» Work to do:
Copy every line of the material below word for word.

** start of Input data **

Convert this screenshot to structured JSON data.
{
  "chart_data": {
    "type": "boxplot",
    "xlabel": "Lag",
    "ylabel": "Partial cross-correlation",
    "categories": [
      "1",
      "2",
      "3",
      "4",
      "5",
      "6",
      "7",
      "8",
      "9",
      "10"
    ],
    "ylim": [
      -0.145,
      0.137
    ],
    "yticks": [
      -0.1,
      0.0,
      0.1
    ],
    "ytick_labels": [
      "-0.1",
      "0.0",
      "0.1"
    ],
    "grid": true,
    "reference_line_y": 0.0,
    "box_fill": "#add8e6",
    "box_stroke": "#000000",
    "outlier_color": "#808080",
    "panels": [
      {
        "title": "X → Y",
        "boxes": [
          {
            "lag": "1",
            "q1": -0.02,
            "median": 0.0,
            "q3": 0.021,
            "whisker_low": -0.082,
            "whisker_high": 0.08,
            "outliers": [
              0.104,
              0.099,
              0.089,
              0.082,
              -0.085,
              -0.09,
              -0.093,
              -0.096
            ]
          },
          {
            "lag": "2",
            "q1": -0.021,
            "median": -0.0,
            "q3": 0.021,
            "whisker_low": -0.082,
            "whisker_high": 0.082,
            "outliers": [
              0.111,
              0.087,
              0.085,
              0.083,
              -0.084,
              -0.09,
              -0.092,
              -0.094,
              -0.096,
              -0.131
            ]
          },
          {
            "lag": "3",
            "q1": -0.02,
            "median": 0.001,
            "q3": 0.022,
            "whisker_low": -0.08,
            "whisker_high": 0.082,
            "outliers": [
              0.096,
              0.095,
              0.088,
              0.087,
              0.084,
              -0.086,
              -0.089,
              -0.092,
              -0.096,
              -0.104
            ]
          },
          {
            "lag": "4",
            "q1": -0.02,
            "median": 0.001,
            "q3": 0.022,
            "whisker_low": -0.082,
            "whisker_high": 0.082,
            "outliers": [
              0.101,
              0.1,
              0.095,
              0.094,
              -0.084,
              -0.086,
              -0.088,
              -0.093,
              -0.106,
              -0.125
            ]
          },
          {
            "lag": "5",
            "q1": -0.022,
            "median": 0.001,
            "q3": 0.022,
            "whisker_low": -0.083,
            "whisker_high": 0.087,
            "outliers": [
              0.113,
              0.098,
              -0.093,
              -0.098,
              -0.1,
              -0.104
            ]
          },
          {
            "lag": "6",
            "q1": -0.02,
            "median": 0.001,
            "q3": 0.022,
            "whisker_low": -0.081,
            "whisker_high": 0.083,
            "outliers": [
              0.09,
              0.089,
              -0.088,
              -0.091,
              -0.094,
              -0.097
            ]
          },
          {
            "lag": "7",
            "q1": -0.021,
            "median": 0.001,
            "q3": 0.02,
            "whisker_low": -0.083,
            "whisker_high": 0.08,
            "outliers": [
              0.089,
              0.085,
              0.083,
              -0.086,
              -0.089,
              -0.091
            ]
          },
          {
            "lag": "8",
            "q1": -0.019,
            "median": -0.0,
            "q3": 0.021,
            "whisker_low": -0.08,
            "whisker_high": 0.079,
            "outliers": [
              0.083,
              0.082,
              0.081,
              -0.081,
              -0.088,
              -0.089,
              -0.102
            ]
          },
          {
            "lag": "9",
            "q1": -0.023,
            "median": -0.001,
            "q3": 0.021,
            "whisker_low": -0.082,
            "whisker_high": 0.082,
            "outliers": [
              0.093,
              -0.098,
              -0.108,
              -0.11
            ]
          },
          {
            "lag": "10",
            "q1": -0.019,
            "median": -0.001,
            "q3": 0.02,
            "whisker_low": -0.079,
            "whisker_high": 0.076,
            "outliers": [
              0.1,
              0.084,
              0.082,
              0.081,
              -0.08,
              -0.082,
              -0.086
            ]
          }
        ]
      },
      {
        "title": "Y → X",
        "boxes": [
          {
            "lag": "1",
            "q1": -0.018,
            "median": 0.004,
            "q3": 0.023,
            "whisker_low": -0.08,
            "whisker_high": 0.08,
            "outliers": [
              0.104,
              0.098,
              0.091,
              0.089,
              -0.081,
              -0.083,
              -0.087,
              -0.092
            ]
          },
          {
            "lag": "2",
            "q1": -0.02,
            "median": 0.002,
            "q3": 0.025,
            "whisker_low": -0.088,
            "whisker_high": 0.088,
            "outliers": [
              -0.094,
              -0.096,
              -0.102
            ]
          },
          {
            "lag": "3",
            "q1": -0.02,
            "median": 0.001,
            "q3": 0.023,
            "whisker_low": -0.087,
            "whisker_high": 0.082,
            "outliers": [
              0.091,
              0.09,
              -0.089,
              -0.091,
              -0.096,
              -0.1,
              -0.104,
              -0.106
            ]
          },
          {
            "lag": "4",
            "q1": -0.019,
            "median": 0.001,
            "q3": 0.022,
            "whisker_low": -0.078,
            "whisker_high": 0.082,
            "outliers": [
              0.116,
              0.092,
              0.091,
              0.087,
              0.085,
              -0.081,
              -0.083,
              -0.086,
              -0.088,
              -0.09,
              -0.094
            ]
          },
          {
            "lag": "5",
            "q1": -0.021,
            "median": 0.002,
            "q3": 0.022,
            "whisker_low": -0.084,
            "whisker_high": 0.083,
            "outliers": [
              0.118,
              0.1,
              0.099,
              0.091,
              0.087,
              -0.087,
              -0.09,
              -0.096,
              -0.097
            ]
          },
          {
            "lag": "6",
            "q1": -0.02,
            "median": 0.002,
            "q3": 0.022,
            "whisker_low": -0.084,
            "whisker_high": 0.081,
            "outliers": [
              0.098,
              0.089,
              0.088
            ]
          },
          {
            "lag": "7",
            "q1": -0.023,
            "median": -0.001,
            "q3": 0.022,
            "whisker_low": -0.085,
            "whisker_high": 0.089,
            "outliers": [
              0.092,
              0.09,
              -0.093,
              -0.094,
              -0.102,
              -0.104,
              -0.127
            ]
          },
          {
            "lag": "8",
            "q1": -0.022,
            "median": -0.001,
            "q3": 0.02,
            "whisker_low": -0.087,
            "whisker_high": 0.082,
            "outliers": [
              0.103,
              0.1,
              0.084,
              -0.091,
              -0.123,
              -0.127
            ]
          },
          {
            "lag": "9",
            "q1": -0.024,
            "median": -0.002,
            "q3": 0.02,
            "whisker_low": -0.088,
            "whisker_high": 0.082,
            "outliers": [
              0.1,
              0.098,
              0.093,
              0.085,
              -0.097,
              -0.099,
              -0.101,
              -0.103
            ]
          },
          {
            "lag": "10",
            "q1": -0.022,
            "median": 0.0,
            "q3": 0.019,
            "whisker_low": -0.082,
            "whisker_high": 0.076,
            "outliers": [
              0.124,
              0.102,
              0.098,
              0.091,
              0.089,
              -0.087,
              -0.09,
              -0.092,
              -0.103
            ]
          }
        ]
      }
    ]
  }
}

** end of Input data **

» Exercise response:
Convert this screenshot to structured JSON data.
{
  "chart_data": {
    "type": "boxplot",
    "xlabel": "Lag",
    "ylabel": "Partial cross-correlation",
    "categories": [
      "1",
      "2",
      "3",
      "4",
      "5",
      "6",
      "7",
      "8",
      "9",
      "10"
    ],
    "ylim": [
      -0.145,
      0.137
    ],
    "yticks": [
      -0.1,
      0.0,
      0.1
    ],
    "ytick_labels": [
      "-0.1",
      "0.0",
      "0.1"
    ],
    "grid": true,
    "reference_line_y": 0.0,
    "box_fill": "#add8e6",
    "box_stroke": "#000000",
    "outlier_color": "#808080",
    "panels": [
      {
        "title": "X → Y",
        "boxes": [
          {
            "lag": "1",
            "q1": -0.02,
            "median": 0.0,
            "q3": 0.021,
            "whisker_low": -0.082,
            "whisker_high": 0.08,
            "outliers": [
              0.104,
              0.099,
              0.089,
              0.082,
              -0.085,
              -0.09,
              -0.093,
              -0.096
            ]
          },
          {
            "lag": "2",
            "q1": -0.021,
            "median": -0.0,
            "q3": 0.021,
            "whisker_low": -0.082,
            "whisker_high": 0.082,
            "outliers": [
              0.111,
              0.087,
              0.085,
              0.083,
              -0.084,
              -0.09,
              -0.092,
              -0.094,
              -0.096,
              -0.131
            ]
          },
          {
            "lag": "3",
            "q1": -0.02,
            "median": 0.001,
            "q3": 0.022,
            "whisker_low": -0.08,
            "whisker_high": 0.082,
            "outliers": [
              0.096,
              0.095,
              0.088,
              0.087,
              0.084,
              -0.086,
              -0.089,
              -0.092,
              -0.096,
              -0.104
            ]
          },
          {
            "lag": "4",
            "q1": -0.02,
            "median": 0.001,
            "q3": 0.022,
            "whisker_low": -0.082,
            "whisker_high": 0.082,
            "outliers": [
              0.101,
              0.1,
              0.095,
              0.094,
              -0.084,
              -0.086,
              -0.088,
              -0.093,
              -0.106,
              -0.125
            ]
          },
          {
            "lag": "5",
            "q1": -0.022,
            "median": 0.001,
            "q3": 0.022,
            "whisker_low": -0.083,
            "whisker_high": 0.087,
            "outliers": [
              0.113,
              0.098,
              -0.093,
              -0.098,
              -0.1,
              -0.104
            ]
          },
          {
            "lag": "6",
            "q1": -0.02,
            "median": 0.001,
            "q3": 0.022,
            "whisker_low": -0.081,
            "whisker_high": 0.083,
            "outliers": [
              0.09,
              0.089,
              -0.088,
              -0.091,
              -0.094,
              -0.097
            ]
          },
          {
            "lag": "7",
            "q1": -0.021,
            "median": 0.001,
            "q3": 0.02,
            "whisker_low": -0.083,
            "whisker_high": 0.08,
            "outliers": [
              0.089,
              0.085,
              0.083,
              -0.086,
              -0.089,
              -0.091
            ]
          },
          {
            "lag": "8",
            "q1": -0.019,
            "median": -0.0,
            "q3": 0.021,
            "whisker_low": -0.08,
            "whisker_high": 0.079,
            "outliers": [
              0.083,
              0.082,
              0.081,
              -0.081,
              -0.088,
              -0.089,
              -0.102
            ]
          },
          {
            "lag": "9",
            "q1": -0.023,
            "median": -0.001,
            "q3": 0.021,
            "whisker_low": -0.082,
            "whisker_high": 0.082,
            "outliers": [
              0.093,
              -0.098,
              -0.108,
              -0.11
            ]
          },
          {
            "lag": "10",
            "q1": -0.019,
            "median": -0.001,
            "q3": 0.02,
            "whisker_low": -0.079,
            "whisker_high": 0.076,
            "outliers": [
              0.1,
              0.084,
              0.082,
              0.081,
              -0.08,
              -0.082,
              -0.086
            ]
          }
        ]
      },
      {
        "title": "Y → X",
        "boxes": [
          {
            "lag": "1",
            "q1": -0.018,
            "median": 0.004,
            "q3": 0.023,
            "whisker_low": -0.08,
            "whisker_high": 0.08,
            "outliers": [
              0.104,
              0.098,
              0.091,
              0.089,
              -0.081,
              -0.083,
              -0.087,
              -0.092
            ]
          },
          {
            "lag": "2",
            "q1": -0.02,
            "median": 0.002,
            "q3": 0.025,
            "whisker_low": -0.088,
            "whisker_high": 0.088,
            "outliers": [
              -0.094,
              -0.096,
              -0.102
            ]
          },
          {
            "lag": "3",
            "q1": -0.02,
            "median": 0.001,
            "q3": 0.023,
            "whisker_low": -0.087,
            "whisker_high": 0.082,
            "outliers": [
              0.091,
              0.09,
              -0.089,
              -0.091,
              -0.096,
              -0.1,
              -0.104,
              -0.106
            ]
          },
          {
            "lag": "4",
            "q1": -0.019,
            "median": 0.001,
            "q3": 0.022,
            "whisker_low": -0.078,
            "whisker_high": 0.082,
            "outliers": [
              0.116,
              0.092,
              0.091,
              0.087,
              0.085,
              -0.081,
              -0.083,
              -0.086,
              -0.088,
              -0.09,
              -0.094
            ]
          },
          {
            "lag": "5",
            "q1": -0.021,
            "median": 0.002,
            "q3": 0.022,
            "whisker_low": -0.084,
            "whisker_high": 0.083,
            "outliers": [
              0.118,
              0.1,
              0.099,
              0.091,
              0.087,
              -0.087,
              -0.09,
              -0.096,
              -0.097
            ]
          },
          {
            "lag": "6",
            "q1": -0.02,
            "median": 0.002,
            "q3": 0.022,
            "whisker_low": -0.084,
            "whisker_high": 0.081,
            "outliers": [
              0.098,
              0.089,
              0.088
            ]
          },
          {
            "lag": "7",
            "q1": -0.023,
            "median": -0.001,
            "q3": 0.022,
            "whisker_low": -0.085,
            "whisker_high": 0.089,
            "outliers": [
              0.092,
              0.09,
              -0.093,
              -0.094,
              -0.102,
              -0.104,
              -0.127
            ]
          },
          {
            "lag": "8",
            "q1": -0.022,
            "median": -0.001,
            "q3": 0.02,
            "whisker_low": -0.087,
            "whisker_high": 0.082,
            "outliers": [
              0.103,
              0.1,
              0.084,
              -0.091,
              -0.123,
              -0.127
            ]
          },
          {
            "lag": "9",
            "q1": -0.024,
            "median": -0.002,
            "q3": 0.02,
            "whisker_low": -0.088,
            "whisker_high": 0.082,
            "outliers": [
              0.1,
              0.098,
              0.093,
              0.085,
              -0.097,
              -0.099,
              -0.101,
              -0.103
            ]
          },
          {
            "lag": "10",
            "q1": -0.022,
            "median": 0.0,
            "q3": 0.019,
            "whisker_low": -0.082,
            "whisker_high": 0.076,
            "outliers": [
              0.124,
              0.102,
              0.098,
              0.091,
              0.089,
              -0.087,
              -0.09,
              -0.092,
              -0.103
            ]
          }
        ]
      }
    ]
  }
}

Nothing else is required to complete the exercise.